__WHAT YOU HAVE TO DO__.
Copy, from the entries below, each line in which the string "mean" appears.

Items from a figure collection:
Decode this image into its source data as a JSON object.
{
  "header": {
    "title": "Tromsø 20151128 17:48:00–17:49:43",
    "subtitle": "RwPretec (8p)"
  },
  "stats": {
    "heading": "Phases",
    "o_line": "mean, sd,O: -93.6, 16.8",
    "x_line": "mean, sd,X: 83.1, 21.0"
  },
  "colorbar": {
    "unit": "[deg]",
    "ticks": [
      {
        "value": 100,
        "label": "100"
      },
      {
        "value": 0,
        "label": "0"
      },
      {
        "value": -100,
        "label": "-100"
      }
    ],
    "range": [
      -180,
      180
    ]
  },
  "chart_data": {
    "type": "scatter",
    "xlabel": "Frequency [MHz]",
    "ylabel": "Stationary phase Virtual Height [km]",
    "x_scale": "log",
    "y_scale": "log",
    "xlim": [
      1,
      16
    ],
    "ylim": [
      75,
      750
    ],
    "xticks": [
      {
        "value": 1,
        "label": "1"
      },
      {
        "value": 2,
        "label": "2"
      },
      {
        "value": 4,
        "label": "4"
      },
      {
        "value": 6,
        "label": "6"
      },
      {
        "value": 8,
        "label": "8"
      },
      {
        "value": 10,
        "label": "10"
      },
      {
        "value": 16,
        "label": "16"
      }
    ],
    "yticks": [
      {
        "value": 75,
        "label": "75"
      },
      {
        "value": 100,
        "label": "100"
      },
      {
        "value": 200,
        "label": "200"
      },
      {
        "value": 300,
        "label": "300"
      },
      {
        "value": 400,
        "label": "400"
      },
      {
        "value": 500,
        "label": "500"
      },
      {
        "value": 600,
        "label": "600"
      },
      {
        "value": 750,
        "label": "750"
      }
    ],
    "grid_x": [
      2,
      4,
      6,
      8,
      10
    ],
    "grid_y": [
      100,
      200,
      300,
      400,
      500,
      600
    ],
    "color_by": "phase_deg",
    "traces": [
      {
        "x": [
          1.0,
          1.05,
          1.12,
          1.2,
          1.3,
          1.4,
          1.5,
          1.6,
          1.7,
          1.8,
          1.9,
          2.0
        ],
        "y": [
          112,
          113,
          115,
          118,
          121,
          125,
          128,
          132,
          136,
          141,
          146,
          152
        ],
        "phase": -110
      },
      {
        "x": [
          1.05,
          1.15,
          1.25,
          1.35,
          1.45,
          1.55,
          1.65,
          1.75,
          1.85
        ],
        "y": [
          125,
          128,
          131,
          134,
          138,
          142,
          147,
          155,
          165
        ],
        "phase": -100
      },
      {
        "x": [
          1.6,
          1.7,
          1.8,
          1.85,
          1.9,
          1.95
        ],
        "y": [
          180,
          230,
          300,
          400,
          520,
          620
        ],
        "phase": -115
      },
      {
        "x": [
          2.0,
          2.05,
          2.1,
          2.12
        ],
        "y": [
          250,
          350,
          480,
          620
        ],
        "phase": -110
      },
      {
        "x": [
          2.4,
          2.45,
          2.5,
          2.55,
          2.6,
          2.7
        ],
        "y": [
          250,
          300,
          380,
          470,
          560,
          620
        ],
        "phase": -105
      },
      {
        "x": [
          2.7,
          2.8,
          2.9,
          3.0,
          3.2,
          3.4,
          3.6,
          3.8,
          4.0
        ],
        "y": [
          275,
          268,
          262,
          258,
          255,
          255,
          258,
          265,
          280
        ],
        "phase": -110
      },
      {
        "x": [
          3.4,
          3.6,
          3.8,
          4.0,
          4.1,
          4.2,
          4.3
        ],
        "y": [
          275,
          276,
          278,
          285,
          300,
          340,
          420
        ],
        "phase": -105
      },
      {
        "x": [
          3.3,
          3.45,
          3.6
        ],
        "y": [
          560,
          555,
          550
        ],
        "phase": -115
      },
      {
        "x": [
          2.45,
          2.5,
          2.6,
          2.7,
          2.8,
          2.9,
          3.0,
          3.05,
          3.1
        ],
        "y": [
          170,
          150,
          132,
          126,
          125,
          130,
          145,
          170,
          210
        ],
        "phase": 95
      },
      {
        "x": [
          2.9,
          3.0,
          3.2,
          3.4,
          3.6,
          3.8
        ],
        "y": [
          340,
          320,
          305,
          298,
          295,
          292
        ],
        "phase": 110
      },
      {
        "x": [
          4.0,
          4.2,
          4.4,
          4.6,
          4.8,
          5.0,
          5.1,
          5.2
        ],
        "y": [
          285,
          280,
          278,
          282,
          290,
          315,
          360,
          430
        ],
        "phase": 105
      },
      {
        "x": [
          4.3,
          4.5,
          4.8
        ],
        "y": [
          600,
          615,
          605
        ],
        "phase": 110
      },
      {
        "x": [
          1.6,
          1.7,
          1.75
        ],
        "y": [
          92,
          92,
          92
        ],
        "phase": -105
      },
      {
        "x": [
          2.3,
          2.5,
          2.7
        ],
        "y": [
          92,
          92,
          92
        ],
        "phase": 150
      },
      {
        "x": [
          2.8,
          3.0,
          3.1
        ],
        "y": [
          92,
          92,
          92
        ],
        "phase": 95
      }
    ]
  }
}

__THE RESPONSE__.
    "o_line": "mean, sd,O: -93.6, 16.8",
    "x_line": "mean, sd,X: 83.1, 21.0"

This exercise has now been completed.